● **Excerpted data**
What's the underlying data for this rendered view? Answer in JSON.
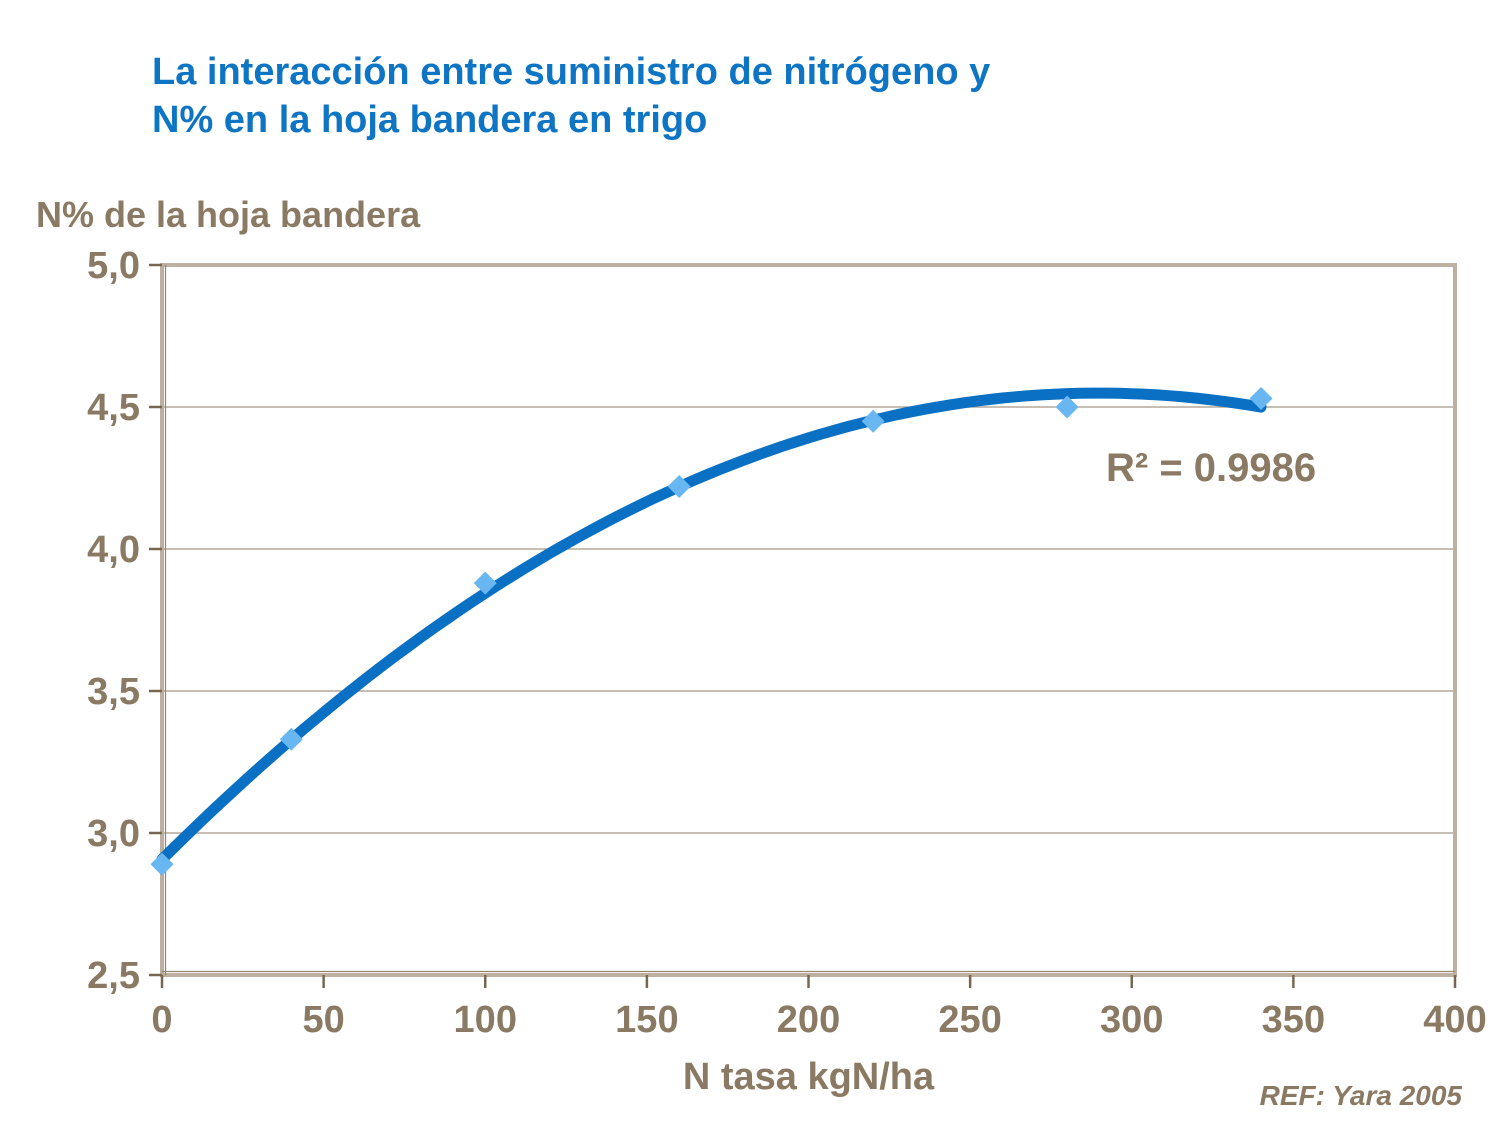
{
  "title": {
    "line1": "La interacción entre suministro de nitrógeno y",
    "line2": "N% en la hoja bandera en trigo"
  },
  "annotations": {
    "r_squared": "R² = 0.9986",
    "reference": "REF: Yara 2005"
  },
  "colors": {
    "title_blue": "#0e74c4",
    "text_brown": "#8a7963",
    "curve_blue": "#0a70c4",
    "point_blue": "#68b7f2",
    "gridline": "#a59683",
    "plot_border": "#bdb0a0",
    "axis_shadow": "#93826c",
    "tick_mark": "#776751"
  },
  "chart_data": {
    "type": "scatter",
    "title": "La interacción entre suministro de nitrógeno y N% en la hoja bandera en trigo",
    "xlabel": "N tasa kgN/ha",
    "ylabel": "N% de la hoja bandera",
    "x": [
      0,
      40,
      100,
      160,
      220,
      280,
      340
    ],
    "y": [
      2.89,
      3.33,
      3.88,
      4.22,
      4.45,
      4.5,
      4.53
    ],
    "trendline": {
      "kind": "quadratic",
      "r_squared": 0.9986,
      "x_start": 0,
      "x_end": 340
    },
    "xlim": [
      0,
      400
    ],
    "ylim": [
      2.5,
      5.0
    ],
    "x_tick_values": [
      0,
      50,
      100,
      150,
      200,
      250,
      300,
      350,
      400
    ],
    "x_tick_labels": [
      "0",
      "50",
      "100",
      "150",
      "200",
      "250",
      "300",
      "350",
      "400"
    ],
    "y_tick_values": [
      2.5,
      3.0,
      3.5,
      4.0,
      4.5,
      5.0
    ],
    "y_tick_labels": [
      "2,5",
      "3,0",
      "3,5",
      "4,0",
      "4,5",
      "5,0"
    ],
    "grid": "horizontal",
    "legend": "none"
  }
}
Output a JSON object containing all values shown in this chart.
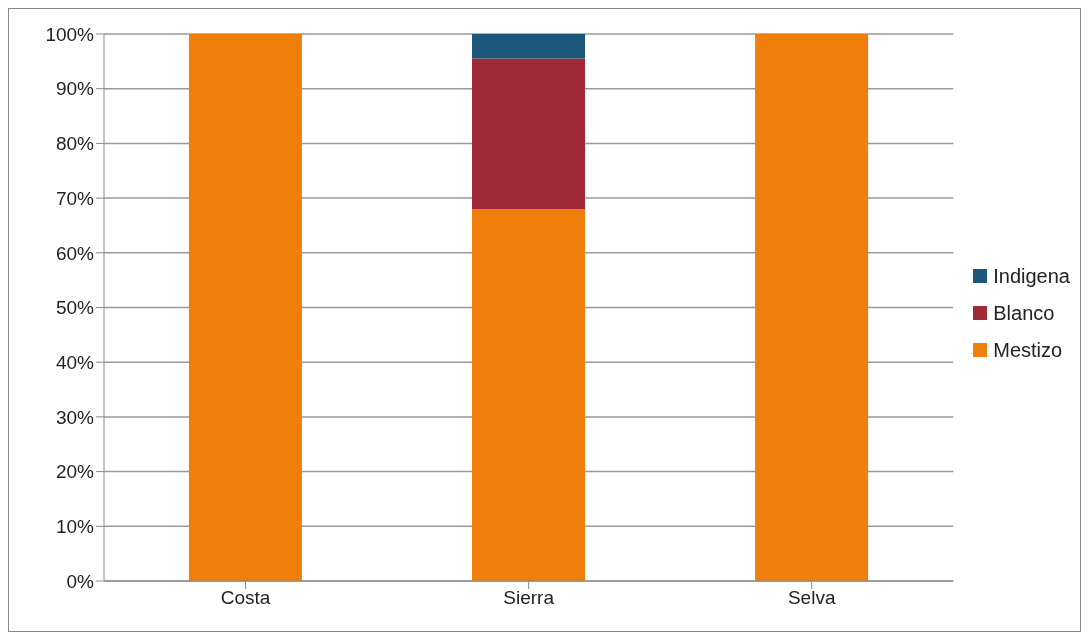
{
  "chart_data": {
    "type": "bar",
    "stacked": true,
    "categories": [
      "Costa",
      "Sierra",
      "Selva"
    ],
    "series": [
      {
        "name": "Mestizo",
        "color": "#ef7f0a",
        "values": [
          100,
          68,
          100
        ]
      },
      {
        "name": "Blanco",
        "color": "#a02a37",
        "values": [
          0,
          27.5,
          0
        ]
      },
      {
        "name": "Indigena",
        "color": "#1d577a",
        "values": [
          0,
          4.5,
          0
        ]
      }
    ],
    "ylim": [
      0,
      100
    ],
    "yticks": [
      {
        "value": 0,
        "label": "0%"
      },
      {
        "value": 10,
        "label": "10%"
      },
      {
        "value": 20,
        "label": "20%"
      },
      {
        "value": 30,
        "label": "30%"
      },
      {
        "value": 40,
        "label": "40%"
      },
      {
        "value": 50,
        "label": "50%"
      },
      {
        "value": 60,
        "label": "60%"
      },
      {
        "value": 70,
        "label": "70%"
      },
      {
        "value": 80,
        "label": "80%"
      },
      {
        "value": 90,
        "label": "90%"
      },
      {
        "value": 100,
        "label": "100%"
      }
    ],
    "grid": "y",
    "legend": "right"
  }
}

● **Problem statement**
Your task is to list each line of the records with the word "bandera".

● **Answer to this task**
    "line2": "N% en la hoja bandera en trigo"
    "title": "La interacción entre suministro de nitrógeno y N% en la hoja bandera en trigo",
    "ylabel": "N% de la hoja bandera",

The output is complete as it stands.